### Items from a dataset

=-=-=-=-=

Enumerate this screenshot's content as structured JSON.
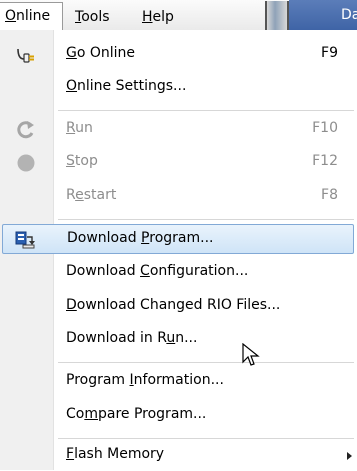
{
  "menubar": {
    "online": {
      "u": "O",
      "rest": "nline"
    },
    "tools": {
      "u": "T",
      "rest": "ools"
    },
    "help": {
      "u": "H",
      "rest": "elp"
    },
    "clipped_title": "Da"
  },
  "menu": {
    "go_online": {
      "u": "G",
      "rest": "o Online",
      "shortcut": "F9"
    },
    "online_settings": {
      "u": "O",
      "rest": "nline Settings..."
    },
    "run": {
      "u": "R",
      "rest": "un",
      "shortcut": "F10"
    },
    "stop": {
      "u": "S",
      "rest": "top",
      "shortcut": "F12"
    },
    "restart": {
      "pre": "R",
      "u": "e",
      "rest": "start",
      "shortcut": "F8"
    },
    "download_program": {
      "pre": "Download ",
      "u": "P",
      "rest": "rogram..."
    },
    "download_configuration": {
      "pre": "Download ",
      "u": "C",
      "rest": "onfiguration..."
    },
    "download_changed_rio": {
      "u": "D",
      "rest": "ownload Changed RIO Files..."
    },
    "download_in_run": {
      "pre": "Download in R",
      "u": "u",
      "rest": "n..."
    },
    "program_information": {
      "pre": "Program ",
      "u": "I",
      "rest": "nformation..."
    },
    "compare_program": {
      "pre": "Co",
      "u": "m",
      "rest": "pare Program..."
    },
    "flash_memory": {
      "u": "F",
      "rest": "lash Memory"
    }
  },
  "icons": {
    "go_online": "connect-plug-icon",
    "run": "run-refresh-icon",
    "stop": "stop-circle-icon",
    "download_program": "download-program-icon",
    "submenu": "chevron-right-icon",
    "cursor": "mouse-pointer-icon"
  },
  "colors": {
    "highlight_fill": "#d7e9fa",
    "highlight_border": "#82a9d6",
    "disabled_text": "#8d8d8d",
    "titlebar_blue": "#4a6fb0"
  }
}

=-=-=-=-=

### The exercise
Make an exact copy of the records above, with the pictures left out.

### Task response
Enumerate this screenshot's content as structured JSON.
{
  "menubar": {
    "online": {
      "u": "O",
      "rest": "nline"
    },
    "tools": {
      "u": "T",
      "rest": "ools"
    },
    "help": {
      "u": "H",
      "rest": "elp"
    },
    "clipped_title": "Da"
  },
  "menu": {
    "go_online": {
      "u": "G",
      "rest": "o Online",
      "shortcut": "F9"
    },
    "online_settings": {
      "u": "O",
      "rest": "nline Settings..."
    },
    "run": {
      "u": "R",
      "rest": "un",
      "shortcut": "F10"
    },
    "stop": {
      "u": "S",
      "rest": "top",
      "shortcut": "F12"
    },
    "restart": {
      "pre": "R",
      "u": "e",
      "rest": "start",
      "shortcut": "F8"
    },
    "download_program": {
      "pre": "Download ",
      "u": "P",
      "rest": "rogram..."
    },
    "download_configuration": {
      "pre": "Download ",
      "u": "C",
      "rest": "onfiguration..."
    },
    "download_changed_rio": {
      "u": "D",
      "rest": "ownload Changed RIO Files..."
    },
    "download_in_run": {
      "pre": "Download in R",
      "u": "u",
      "rest": "n..."
    },
    "program_information": {
      "pre": "Program ",
      "u": "I",
      "rest": "nformation..."
    },
    "compare_program": {
      "pre": "Co",
      "u": "m",
      "rest": "pare Program..."
    },
    "flash_memory": {
      "u": "F",
      "rest": "lash Memory"
    }
  },
  "icons": {
    "go_online": "connect-plug-icon",
    "run": "run-refresh-icon",
    "stop": "stop-circle-icon",
    "download_program": "download-program-icon",
    "submenu": "chevron-right-icon",
    "cursor": "mouse-pointer-icon"
  },
  "colors": {
    "highlight_fill": "#d7e9fa",
    "highlight_border": "#82a9d6",
    "disabled_text": "#8d8d8d",
    "titlebar_blue": "#4a6fb0"
  }
}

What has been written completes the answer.